* Aim of the task *
Write out the material exactly. Do not include the pictures.

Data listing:
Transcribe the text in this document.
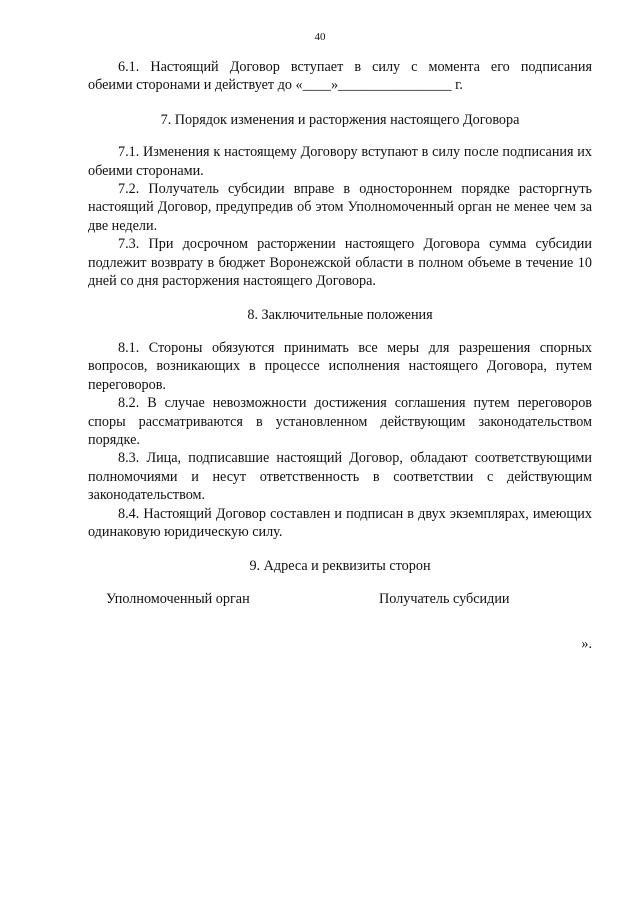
40

6.1. Настоящий Договор вступает в силу с момента его подписания

обеими сторонами и действует до «____»________________ г.

7. Порядок изменения и расторжения настоящего Договора

7.1. Изменения к настоящему Договору вступают в силу после подписания их обеими сторонами.

7.2. Получатель субсидии вправе в одностороннем порядке расторгнуть настоящий Договор, предупредив об этом Уполномоченный орган не менее чем за две недели.

7.3. При досрочном расторжении настоящего Договора сумма субсидии подлежит возврату в бюджет Воронежской области в полном объеме в течение 10 дней со дня расторжения настоящего Договора.

8. Заключительные положения

8.1. Стороны обязуются принимать все меры для разрешения спорных вопросов, возникающих в процессе исполнения настоящего Договора, путем переговоров.

8.2. В случае невозможности достижения соглашения путем переговоров споры рассматриваются в установленном действующим законодательством порядке.

8.3. Лица, подписавшие настоящий Договор, обладают соответствующими полномочиями и несут ответственность в соответствии с действующим законодательством.

8.4. Настоящий Договор составлен и подписан в двух экземплярах, имеющих одинаковую юридическую силу.

9. Адреса и реквизиты сторон

Уполномоченный орган	Получатель субсидии
».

* Complete output *
Transcribe the text in this document.
40

6.1. Настоящий Договор вступает в силу с момента его подписания

обеими сторонами и действует до «____»________________ г.

7. Порядок изменения и расторжения настоящего Договора

7.1. Изменения к настоящему Договору вступают в силу после подписания их обеими сторонами.

7.2. Получатель субсидии вправе в одностороннем порядке расторгнуть настоящий Договор, предупредив об этом Уполномоченный орган не менее чем за две недели.

7.3. При досрочном расторжении настоящего Договора сумма субсидии подлежит возврату в бюджет Воронежской области в полном объеме в течение 10 дней со дня расторжения настоящего Договора.

8. Заключительные положения

8.1. Стороны обязуются принимать все меры для разрешения спорных вопросов, возникающих в процессе исполнения настоящего Договора, путем переговоров.

8.2. В случае невозможности достижения соглашения путем переговоров споры рассматриваются в установленном действующим законодательством порядке.

8.3. Лица, подписавшие настоящий Договор, обладают соответствующими полномочиями и несут ответственность в соответствии с действующим законодательством.

8.4. Настоящий Договор составлен и подписан в двух экземплярах, имеющих одинаковую юридическую силу.

9. Адреса и реквизиты сторон

Уполномоченный орган	Получатель субсидии
».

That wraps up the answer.